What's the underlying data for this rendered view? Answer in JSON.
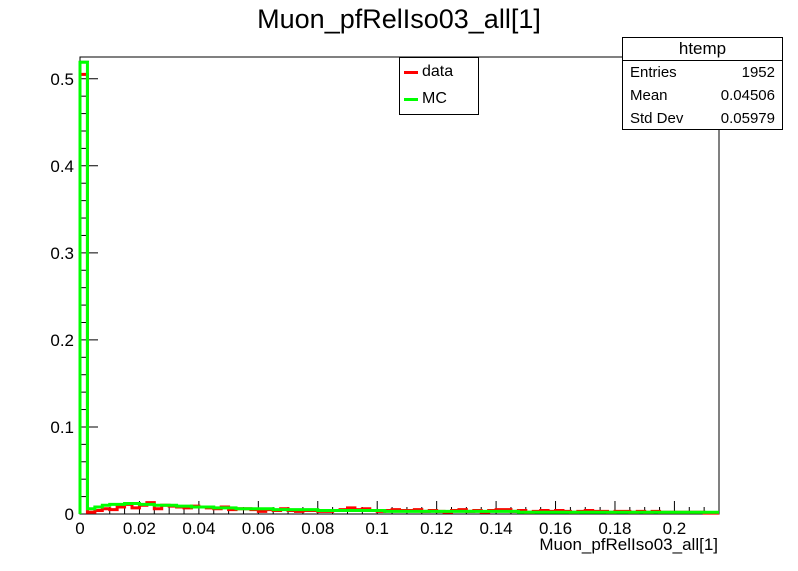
{
  "title": "Muon_pfRelIso03_all[1]",
  "legend": [
    {
      "label": "data",
      "color": "#ff0000"
    },
    {
      "label": "MC",
      "color": "#00ff00"
    }
  ],
  "stats": {
    "title": "htemp",
    "rows": [
      {
        "label": "Entries",
        "value": "1952"
      },
      {
        "label": "Mean",
        "value": "0.04506"
      },
      {
        "label": "Std Dev",
        "value": "0.05979"
      }
    ]
  },
  "chart_data": {
    "type": "bar",
    "title": "Muon_pfRelIso03_all[1]",
    "xlabel": "Muon_pfRelIso03_all[1]",
    "ylabel": "",
    "xlim": [
      0,
      0.215
    ],
    "ylim": [
      0,
      0.525
    ],
    "x_ticks": [
      "0",
      "0.02",
      "0.04",
      "0.06",
      "0.08",
      "0.1",
      "0.12",
      "0.14",
      "0.16",
      "0.18",
      "0.2"
    ],
    "y_ticks": [
      "0",
      "0.1",
      "0.2",
      "0.3",
      "0.4",
      "0.5"
    ],
    "bin_width": 0.0025,
    "series": [
      {
        "name": "data",
        "color": "#ff0000",
        "values": [
          0.505,
          0.002,
          0.004,
          0.006,
          0.005,
          0.008,
          0.011,
          0.007,
          0.01,
          0.013,
          0.006,
          0.01,
          0.009,
          0.008,
          0.007,
          0.009,
          0.008,
          0.007,
          0.006,
          0.008,
          0.005,
          0.006,
          0.006,
          0.005,
          0.003,
          0.005,
          0.004,
          0.006,
          0.004,
          0.003,
          0.004,
          0.004,
          0.003,
          0.003,
          0.004,
          0.005,
          0.007,
          0.005,
          0.006,
          0.004,
          0.003,
          0.004,
          0.005,
          0.004,
          0.004,
          0.005,
          0.003,
          0.004,
          0.003,
          0.002,
          0.004,
          0.005,
          0.003,
          0.004,
          0.002,
          0.004,
          0.005,
          0.005,
          0.003,
          0.004,
          0.002,
          0.003,
          0.004,
          0.003,
          0.004,
          0.003,
          0.002,
          0.003,
          0.004,
          0.003,
          0.003,
          0.002,
          0.003,
          0.003,
          0.002,
          0.003,
          0.002,
          0.003,
          0.002,
          0.002,
          0.002,
          0.002,
          0.002,
          0.002,
          0.001,
          0.001
        ]
      },
      {
        "name": "MC",
        "color": "#00ff00",
        "values": [
          0.519,
          0.006,
          0.008,
          0.01,
          0.011,
          0.011,
          0.012,
          0.012,
          0.011,
          0.011,
          0.01,
          0.01,
          0.01,
          0.009,
          0.009,
          0.008,
          0.008,
          0.008,
          0.007,
          0.007,
          0.007,
          0.006,
          0.006,
          0.006,
          0.006,
          0.006,
          0.005,
          0.005,
          0.005,
          0.005,
          0.005,
          0.005,
          0.004,
          0.004,
          0.004,
          0.004,
          0.004,
          0.004,
          0.004,
          0.004,
          0.004,
          0.003,
          0.003,
          0.003,
          0.003,
          0.003,
          0.003,
          0.003,
          0.003,
          0.003,
          0.003,
          0.003,
          0.003,
          0.003,
          0.003,
          0.003,
          0.003,
          0.003,
          0.003,
          0.002,
          0.002,
          0.002,
          0.002,
          0.002,
          0.002,
          0.002,
          0.002,
          0.002,
          0.002,
          0.002,
          0.002,
          0.002,
          0.002,
          0.002,
          0.002,
          0.002,
          0.002,
          0.002,
          0.002,
          0.002,
          0.002,
          0.002,
          0.002,
          0.002,
          0.002,
          0.002
        ]
      }
    ],
    "grid": false,
    "legend_position": "top-center"
  }
}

=== Exercise ===
From the entries above, return each line with the word "color" in it.

=== Task answer ===
      "color": "#ff0000"
      "color": "#00ff00"
        "color": "#ff0000",
        "color": "#00ff00",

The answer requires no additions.